Page excerpt.
- - -

The Senate convenes at 9:30 a.m. 

The president will travel to Orangeburg, S.C., to deliver the 10 a.m. keynote address at South Carolina State University’s 2021 commencement ceremony. He will fly from S.C. to Wilmington, Del., arriving at 3:25 p.m. He will remain in Delaware during the weekend. 

Hill.TV’s “Rising” program features news and interviews at http://digital-stage.thehill.com/hilltv or on YouTube at 10:30 a.m. ET at Rising on YouTube.

ELSEWHERE

INTERNATIONAL: All members of the Ohio-based Christian Aid Ministries who were kidnapped in October in Haiti are now free, the organization announced in a statement on Thursday. Twelve were released recently and five were freed earlier, but the aid group offered no details about the condition of the released captives, when or where they were handed over and whether a ransom was paid (The New York Times). … Afghans are pushing through the snowy Alps to try to attain new lives in Europe. The Associated Press sent a journalist along with refugee Ali Rezaie, 27, who is trying to escape along a forbidding route, most of it on foot.  

COURT: A federal judge on Thursday upended a $4.5 billion negotiated settlement between Purdue Pharma and thousands of state, local and tribal governments who had sued the maker of the prescription painkiller OxyContin for its role in the ongoing opioid epidemic. Judge Colleen McMahon of the U.S. District Court for the Southern District of New York said the settlement, part of a restructuring plan for Purdue approved in September by a bankruptcy judge, should not be allowed because it released the company’s owners, members of the billionaire Sackler family, from liability in civil opioids cases. She said releasing civil liability, a requirement in the minds of the Sacklers who did not file for personal bankruptcy protection, is beyond a judge to grant under the bankruptcy code (The New York Times and The Hill). Attorney General Merrick Garland agreed. “The bankruptcy court did not have the authority to deprive victims of the opioid crisis of their right to sue the Sackler family. The department remains committed to opioid abatement efforts and supporting victims of opioid abuse,” he said in a statement.

- - -

Return the part of the news briefing above from "The Senate convenes" to "during the weekend.", copying it word for word.

Document layout analysis data
- - -

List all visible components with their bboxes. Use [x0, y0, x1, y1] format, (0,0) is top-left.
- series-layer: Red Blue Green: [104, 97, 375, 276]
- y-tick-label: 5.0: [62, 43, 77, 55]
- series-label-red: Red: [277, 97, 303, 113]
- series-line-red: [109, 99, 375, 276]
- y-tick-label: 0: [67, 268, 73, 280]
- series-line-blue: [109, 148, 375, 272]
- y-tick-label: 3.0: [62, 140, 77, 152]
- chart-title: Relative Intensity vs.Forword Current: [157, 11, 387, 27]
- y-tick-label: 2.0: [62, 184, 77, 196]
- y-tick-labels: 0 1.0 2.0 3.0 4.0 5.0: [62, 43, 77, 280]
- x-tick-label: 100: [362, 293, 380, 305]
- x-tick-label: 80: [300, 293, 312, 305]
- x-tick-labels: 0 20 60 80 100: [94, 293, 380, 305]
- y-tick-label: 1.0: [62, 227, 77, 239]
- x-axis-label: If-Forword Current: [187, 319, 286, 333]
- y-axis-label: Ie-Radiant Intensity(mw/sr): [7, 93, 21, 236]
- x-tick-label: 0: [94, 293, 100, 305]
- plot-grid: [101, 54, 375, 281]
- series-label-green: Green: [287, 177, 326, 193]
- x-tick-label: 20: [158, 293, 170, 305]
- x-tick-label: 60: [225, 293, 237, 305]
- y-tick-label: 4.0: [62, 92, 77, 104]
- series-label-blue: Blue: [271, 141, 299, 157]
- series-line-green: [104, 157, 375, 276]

- - -

Exercise answer.
The Senate convenes at 9:30 a.m. 

The president will travel to Orangeburg, S.C., to deliver the 10 a.m. keynote address at South Carolina State University’s 2021 commencement ceremony. He will fly from S.C. to Wilmington, Del., arriving at 3:25 p.m. He will remain in Delaware during the weekend.